#### What the exercise asks
Quote all entries exactly, leaving pictures aside.

#### Records to process
========================================================================
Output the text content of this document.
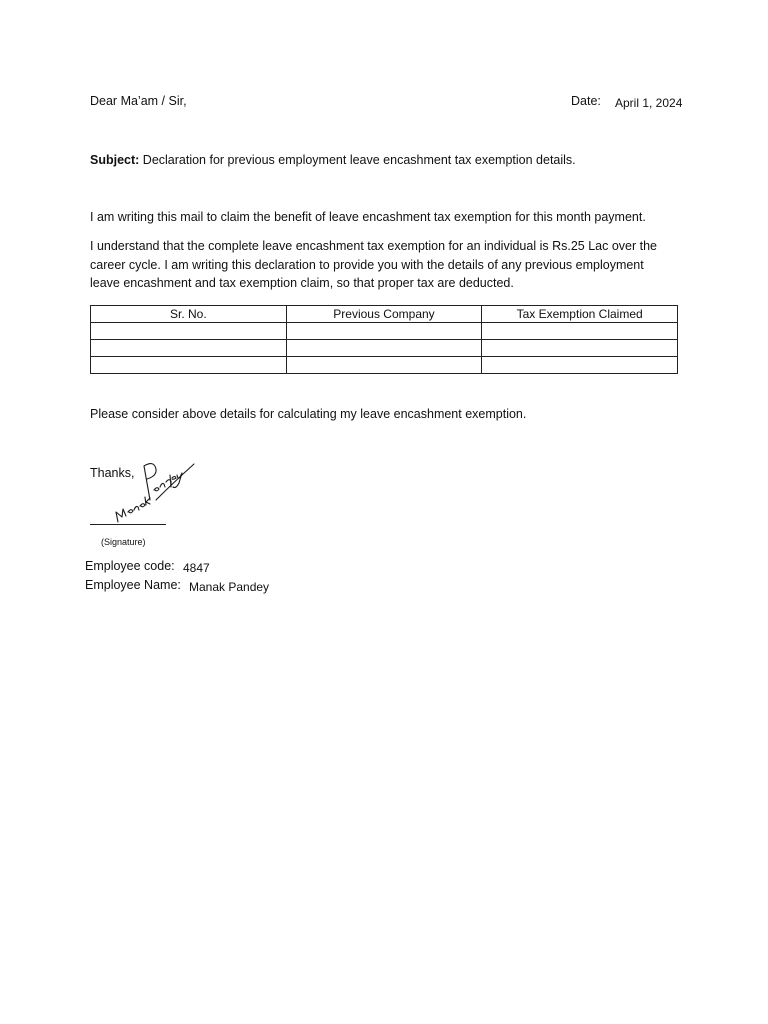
Dear Ma’am / Sir,	Date: April 1, 2024
Subject: Declaration for previous employment leave encashment tax exemption details.
I am writing this mail to claim the benefit of leave encashment tax exemption for this month payment.
I understand that the complete leave encashment tax exemption for an individual is Rs.25 Lac over the
career cycle. I am writing this declaration to provide you with the details of any previous employment
leave encashment and tax exemption claim, so that proper tax are deducted.
Sr. No.	Previous Company	Tax Exemption Claimed

Please consider above details for calculating my leave encashment exemption.
Thanks,
(Signature)
Employee code: 4847
Employee Name: Manak Pandey
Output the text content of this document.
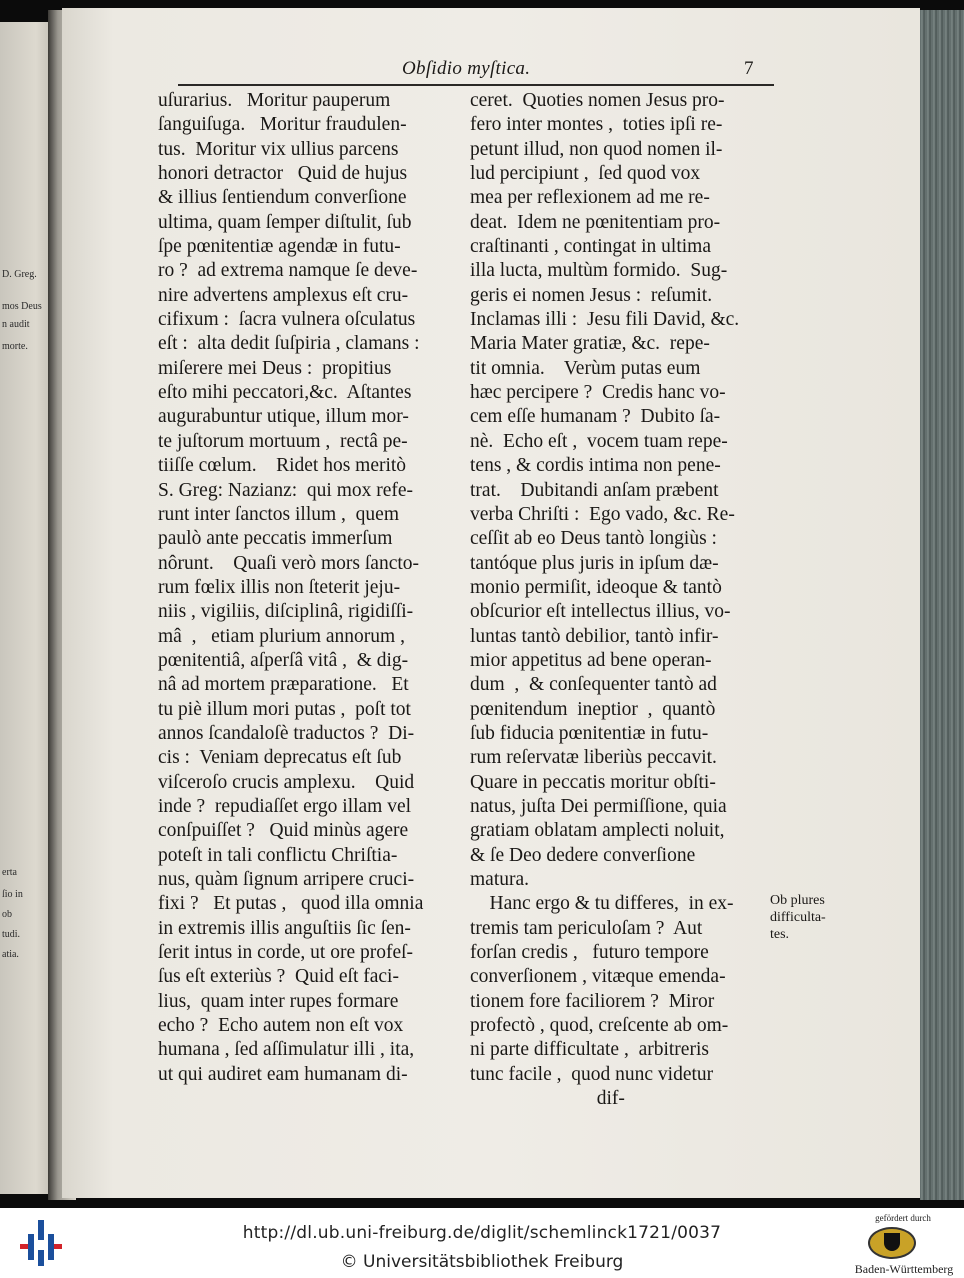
D. Greg.
mos Deus
n audit
morte.
erta
ſio in
ob
tudi.
atia.
Obſidio myſtica.	7
uſurarius.   Moritur pauperum
ſanguiſuga.   Moritur fraudulen-
tus.  Moritur vix ullius parcens
honori detractor   Quid de hujus
& illius ſentiendum converſione
ultima, quam ſemper diſtulit, ſub
ſpe pœnitentiæ agendæ in futu-
ro ?  ad extrema namque ſe deve-
nire advertens amplexus eſt cru-
cifixum :  ſacra vulnera oſculatus
eſt :  alta dedit ſuſpiria , clamans :
miſerere mei Deus :  propitius
eſto mihi peccatori,&c.  Aſtantes
augurabuntur utique, illum mor-
te juſtorum mortuum ,  rectâ pe-
tiiſſe cœlum.    Ridet hos meritò
S. Greg: Nazianz:  qui mox refe-
runt inter ſanctos illum ,  quem
paulò ante peccatis immerſum
nôrunt.    Quaſi verò mors ſancto-
rum fœlix illis non ſteterit jeju-
niis , vigiliis, diſciplinâ, rigidiſſi-
mâ  ,   etiam plurium annorum ,
pœnitentiâ, aſperſâ vitâ ,  & dig-
nâ ad mortem præparatione.   Et
tu piè illum mori putas ,  poſt tot
annos ſcandaloſè traductos ?  Di-
cis :  Veniam deprecatus eſt ſub
viſceroſo crucis amplexu.    Quid
inde ?  repudiaſſet ergo illam vel
conſpuiſſet ?   Quid minùs agere
poteſt in tali conflictu Chriſtia-
nus, quàm ſignum arripere cruci-
fixi ?   Et putas ,   quod illa omnia
in extremis illis anguſtiis ſic ſen-
ſerit intus in corde, ut ore profeſ-
ſus eſt exteriùs ?  Quid eſt faci-
lius,  quam inter rupes formare
echo ?  Echo autem non eſt vox
humana , ſed aſſimulatur illi , ita,
ut qui audiret eam humanam di-
ceret.  Quoties nomen Jesus pro-
fero inter montes ,  toties ipſi re-
petunt illud, non quod nomen il-
lud percipiunt ,  ſed quod vox
mea per reflexionem ad me re-
deat.  Idem ne pœnitentiam pro-
craſtinanti , contingat in ultima
illa luctа, multùm formido.  Sug-
geris ei nomen Jesus :  reſumit.
Inclamas illi :  Jesu fili David, &c.
Maria Mater gratiæ, &c.  repe-
tit omnia.    Verùm putas eum
hæc percipere ?  Credis hanc vo-
cem eſſe humanam ?  Dubito ſa-
nè.  Echo eſt ,  vocem tuam repe-
tens , & cordis intima non pene-
trat.    Dubitandi anſam præbent
verba Chriſti :  Ego vado, &c. Re-
ceſſit ab eo Deus tantò longiùs :
tantóque plus juris in ipſum dæ-
monio permiſit, ideoque & tantò
obſcurior eſt intellectus illius, vo-
luntas tantò debilior, tantò infir-
mior appetitus ad bene operan-
dum  ,  & conſequenter tantò ad
pœnitendum  ineptior  ,  quantò
ſub fiducia pœnitentiæ in futu-
rum reſervatæ liberiùs peccavit.
Quare in peccatis moritur obſti-
natus, juſta Dei permiſſione, quia
gratiam oblatam amplecti noluit,
& ſe Deo dedere converſione
matura.
Hanc ergo & tu differes,  in ex-
tremis tam periculoſam ?  Aut
forſan credis ,   futuro tempore
converſionem , vitæque emenda-
tionem fore faciliorem ?  Miror
profectò , quod, creſcente ab om-
ni parte difficultate ,  arbitreris
tunc facile ,  quod nunc videtur
dif-
Ob plures
difficulta-
tes.
http://dl.ub.uni-freiburg.de/diglit/schemlinck1721/0037
© Universitätsbibliothek Freiburg
gefördert durch
Baden-Württemberg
========================================================================
#### Right answer
Output the text content of this document.
Dear Ma’am / Sir,	Date: April 1, 2024
Subject: Declaration for previous employment leave encashment tax exemption details.
I am writing this mail to claim the benefit of leave encashment tax exemption for this month payment.
I understand that the complete leave encashment tax exemption for an individual is Rs.25 Lac over the
career cycle. I am writing this declaration to provide you with the details of any previous employment
leave encashment and tax exemption claim, so that proper tax are deducted.
Sr. No.	Previous Company	Tax Exemption Claimed

Please consider above details for calculating my leave encashment exemption.
Thanks,
(Signature)
Employee code: 4847
Employee Name: Manak Pandey
Output the text content of this document.
D. Greg.
mos Deus
n audit
morte.
erta
ſio in
ob
tudi.
atia.
Obſidio myſtica.	7
uſurarius.   Moritur pauperum
ſanguiſuga.   Moritur fraudulen-
tus.  Moritur vix ullius parcens
honori detractor   Quid de hujus
& illius ſentiendum converſione
ultima, quam ſemper diſtulit, ſub
ſpe pœnitentiæ agendæ in futu-
ro ?  ad extrema namque ſe deve-
nire advertens amplexus eſt cru-
cifixum :  ſacra vulnera oſculatus
eſt :  alta dedit ſuſpiria , clamans :
miſerere mei Deus :  propitius
eſto mihi peccatori,&c.  Aſtantes
augurabuntur utique, illum mor-
te juſtorum mortuum ,  rectâ pe-
tiiſſe cœlum.    Ridet hos meritò
S. Greg: Nazianz:  qui mox refe-
runt inter ſanctos illum ,  quem
paulò ante peccatis immerſum
nôrunt.    Quaſi verò mors ſancto-
rum fœlix illis non ſteterit jeju-
niis , vigiliis, diſciplinâ, rigidiſſi-
mâ  ,   etiam plurium annorum ,
pœnitentiâ, aſperſâ vitâ ,  & dig-
nâ ad mortem præparatione.   Et
tu piè illum mori putas ,  poſt tot
annos ſcandaloſè traductos ?  Di-
cis :  Veniam deprecatus eſt ſub
viſceroſo crucis amplexu.    Quid
inde ?  repudiaſſet ergo illam vel
conſpuiſſet ?   Quid minùs agere
poteſt in tali conflictu Chriſtia-
nus, quàm ſignum arripere cruci-
fixi ?   Et putas ,   quod illa omnia
in extremis illis anguſtiis ſic ſen-
ſerit intus in corde, ut ore profeſ-
ſus eſt exteriùs ?  Quid eſt faci-
lius,  quam inter rupes formare
echo ?  Echo autem non eſt vox
humana , ſed aſſimulatur illi , ita,
ut qui audiret eam humanam di-
ceret.  Quoties nomen Jesus pro-
fero inter montes ,  toties ipſi re-
petunt illud, non quod nomen il-
lud percipiunt ,  ſed quod vox
mea per reflexionem ad me re-
deat.  Idem ne pœnitentiam pro-
craſtinanti , contingat in ultima
illa luctа, multùm formido.  Sug-
geris ei nomen Jesus :  reſumit.
Inclamas illi :  Jesu fili David, &c.
Maria Mater gratiæ, &c.  repe-
tit omnia.    Verùm putas eum
hæc percipere ?  Credis hanc vo-
cem eſſe humanam ?  Dubito ſa-
nè.  Echo eſt ,  vocem tuam repe-
tens , & cordis intima non pene-
trat.    Dubitandi anſam præbent
verba Chriſti :  Ego vado, &c. Re-
ceſſit ab eo Deus tantò longiùs :
tantóque plus juris in ipſum dæ-
monio permiſit, ideoque & tantò
obſcurior eſt intellectus illius, vo-
luntas tantò debilior, tantò infir-
mior appetitus ad bene operan-
dum  ,  & conſequenter tantò ad
pœnitendum  ineptior  ,  quantò
ſub fiducia pœnitentiæ in futu-
rum reſervatæ liberiùs peccavit.
Quare in peccatis moritur obſti-
natus, juſta Dei permiſſione, quia
gratiam oblatam amplecti noluit,
& ſe Deo dedere converſione
matura.
Hanc ergo & tu differes,  in ex-
tremis tam periculoſam ?  Aut
forſan credis ,   futuro tempore
converſionem , vitæque emenda-
tionem fore faciliorem ?  Miror
profectò , quod, creſcente ab om-
ni parte difficultate ,  arbitreris
tunc facile ,  quod nunc videtur
dif-
Ob plures
difficulta-
tes.
http://dl.ub.uni-freiburg.de/diglit/schemlinck1721/0037
© Universitätsbibliothek Freiburg
gefördert durch
Baden-Württemberg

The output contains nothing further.